## WHAT TO WORK ON
Nothing may be dropped or altered: reproduce all the data.
+--
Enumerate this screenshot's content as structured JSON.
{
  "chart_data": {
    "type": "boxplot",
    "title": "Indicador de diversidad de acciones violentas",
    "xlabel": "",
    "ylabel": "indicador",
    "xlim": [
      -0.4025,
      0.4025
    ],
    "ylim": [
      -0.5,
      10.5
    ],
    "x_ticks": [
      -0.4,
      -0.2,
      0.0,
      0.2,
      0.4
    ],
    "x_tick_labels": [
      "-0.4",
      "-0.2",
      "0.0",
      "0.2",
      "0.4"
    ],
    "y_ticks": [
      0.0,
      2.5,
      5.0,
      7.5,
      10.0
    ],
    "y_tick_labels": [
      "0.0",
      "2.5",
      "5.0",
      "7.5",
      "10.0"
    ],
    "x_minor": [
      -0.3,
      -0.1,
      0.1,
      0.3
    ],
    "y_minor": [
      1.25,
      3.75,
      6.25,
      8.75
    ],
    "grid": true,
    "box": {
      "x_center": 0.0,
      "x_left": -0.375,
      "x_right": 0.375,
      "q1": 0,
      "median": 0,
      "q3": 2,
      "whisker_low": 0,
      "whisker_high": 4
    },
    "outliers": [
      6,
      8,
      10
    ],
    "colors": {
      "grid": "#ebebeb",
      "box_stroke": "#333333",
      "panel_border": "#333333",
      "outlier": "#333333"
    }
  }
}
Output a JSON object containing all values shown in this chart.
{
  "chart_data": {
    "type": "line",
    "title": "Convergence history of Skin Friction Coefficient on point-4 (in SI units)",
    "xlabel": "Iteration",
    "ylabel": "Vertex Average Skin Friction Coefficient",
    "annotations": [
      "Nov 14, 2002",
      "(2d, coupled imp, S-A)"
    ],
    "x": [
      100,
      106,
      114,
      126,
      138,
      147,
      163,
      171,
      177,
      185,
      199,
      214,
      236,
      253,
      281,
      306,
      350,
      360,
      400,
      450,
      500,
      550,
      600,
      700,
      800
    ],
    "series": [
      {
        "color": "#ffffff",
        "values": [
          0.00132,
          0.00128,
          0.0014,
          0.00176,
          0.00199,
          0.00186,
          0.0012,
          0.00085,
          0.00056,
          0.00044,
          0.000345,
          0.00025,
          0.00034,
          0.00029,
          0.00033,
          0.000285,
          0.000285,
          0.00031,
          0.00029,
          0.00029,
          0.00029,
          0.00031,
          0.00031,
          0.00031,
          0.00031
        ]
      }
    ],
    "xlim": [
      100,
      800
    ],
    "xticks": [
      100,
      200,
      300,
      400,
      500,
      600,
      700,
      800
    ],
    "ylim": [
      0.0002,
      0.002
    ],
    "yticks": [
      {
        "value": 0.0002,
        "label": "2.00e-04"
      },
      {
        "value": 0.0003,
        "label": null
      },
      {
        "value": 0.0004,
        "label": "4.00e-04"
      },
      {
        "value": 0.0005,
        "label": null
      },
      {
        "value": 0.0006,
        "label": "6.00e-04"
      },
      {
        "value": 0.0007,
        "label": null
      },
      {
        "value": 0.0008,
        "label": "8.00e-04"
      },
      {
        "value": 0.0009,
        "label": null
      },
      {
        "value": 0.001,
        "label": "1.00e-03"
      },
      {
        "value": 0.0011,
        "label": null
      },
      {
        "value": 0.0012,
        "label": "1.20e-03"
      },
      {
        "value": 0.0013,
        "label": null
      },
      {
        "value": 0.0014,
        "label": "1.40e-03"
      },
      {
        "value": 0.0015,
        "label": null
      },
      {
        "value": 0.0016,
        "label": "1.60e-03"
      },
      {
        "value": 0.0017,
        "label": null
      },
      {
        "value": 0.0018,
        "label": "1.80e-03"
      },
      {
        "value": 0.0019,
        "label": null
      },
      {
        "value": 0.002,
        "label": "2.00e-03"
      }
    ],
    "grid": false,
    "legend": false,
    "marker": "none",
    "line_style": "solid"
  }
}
+--
## EXPECTED OUTPUT
Enumerate this screenshot's content as structured JSON.
{
  "chart_data": {
    "type": "boxplot",
    "title": "Indicador de diversidad de acciones violentas",
    "xlabel": "",
    "ylabel": "indicador",
    "xlim": [
      -0.4025,
      0.4025
    ],
    "ylim": [
      -0.5,
      10.5
    ],
    "x_ticks": [
      -0.4,
      -0.2,
      0.0,
      0.2,
      0.4
    ],
    "x_tick_labels": [
      "-0.4",
      "-0.2",
      "0.0",
      "0.2",
      "0.4"
    ],
    "y_ticks": [
      0.0,
      2.5,
      5.0,
      7.5,
      10.0
    ],
    "y_tick_labels": [
      "0.0",
      "2.5",
      "5.0",
      "7.5",
      "10.0"
    ],
    "x_minor": [
      -0.3,
      -0.1,
      0.1,
      0.3
    ],
    "y_minor": [
      1.25,
      3.75,
      6.25,
      8.75
    ],
    "grid": true,
    "box": {
      "x_center": 0.0,
      "x_left": -0.375,
      "x_right": 0.375,
      "q1": 0,
      "median": 0,
      "q3": 2,
      "whisker_low": 0,
      "whisker_high": 4
    },
    "outliers": [
      6,
      8,
      10
    ],
    "colors": {
      "grid": "#ebebeb",
      "box_stroke": "#333333",
      "panel_border": "#333333",
      "outlier": "#333333"
    }
  }
}
Output a JSON object containing all values shown in this chart.
{
  "chart_data": {
    "type": "line",
    "title": "Convergence history of Skin Friction Coefficient on point-4 (in SI units)",
    "xlabel": "Iteration",
    "ylabel": "Vertex Average Skin Friction Coefficient",
    "annotations": [
      "Nov 14, 2002",
      "(2d, coupled imp, S-A)"
    ],
    "x": [
      100,
      106,
      114,
      126,
      138,
      147,
      163,
      171,
      177,
      185,
      199,
      214,
      236,
      253,
      281,
      306,
      350,
      360,
      400,
      450,
      500,
      550,
      600,
      700,
      800
    ],
    "series": [
      {
        "color": "#ffffff",
        "values": [
          0.00132,
          0.00128,
          0.0014,
          0.00176,
          0.00199,
          0.00186,
          0.0012,
          0.00085,
          0.00056,
          0.00044,
          0.000345,
          0.00025,
          0.00034,
          0.00029,
          0.00033,
          0.000285,
          0.000285,
          0.00031,
          0.00029,
          0.00029,
          0.00029,
          0.00031,
          0.00031,
          0.00031,
          0.00031
        ]
      }
    ],
    "xlim": [
      100,
      800
    ],
    "xticks": [
      100,
      200,
      300,
      400,
      500,
      600,
      700,
      800
    ],
    "ylim": [
      0.0002,
      0.002
    ],
    "yticks": [
      {
        "value": 0.0002,
        "label": "2.00e-04"
      },
      {
        "value": 0.0003,
        "label": null
      },
      {
        "value": 0.0004,
        "label": "4.00e-04"
      },
      {
        "value": 0.0005,
        "label": null
      },
      {
        "value": 0.0006,
        "label": "6.00e-04"
      },
      {
        "value": 0.0007,
        "label": null
      },
      {
        "value": 0.0008,
        "label": "8.00e-04"
      },
      {
        "value": 0.0009,
        "label": null
      },
      {
        "value": 0.001,
        "label": "1.00e-03"
      },
      {
        "value": 0.0011,
        "label": null
      },
      {
        "value": 0.0012,
        "label": "1.20e-03"
      },
      {
        "value": 0.0013,
        "label": null
      },
      {
        "value": 0.0014,
        "label": "1.40e-03"
      },
      {
        "value": 0.0015,
        "label": null
      },
      {
        "value": 0.0016,
        "label": "1.60e-03"
      },
      {
        "value": 0.0017,
        "label": null
      },
      {
        "value": 0.0018,
        "label": "1.80e-03"
      },
      {
        "value": 0.0019,
        "label": null
      },
      {
        "value": 0.002,
        "label": "2.00e-03"
      }
    ],
    "grid": false,
    "legend": false,
    "marker": "none",
    "line_style": "solid"
  }
}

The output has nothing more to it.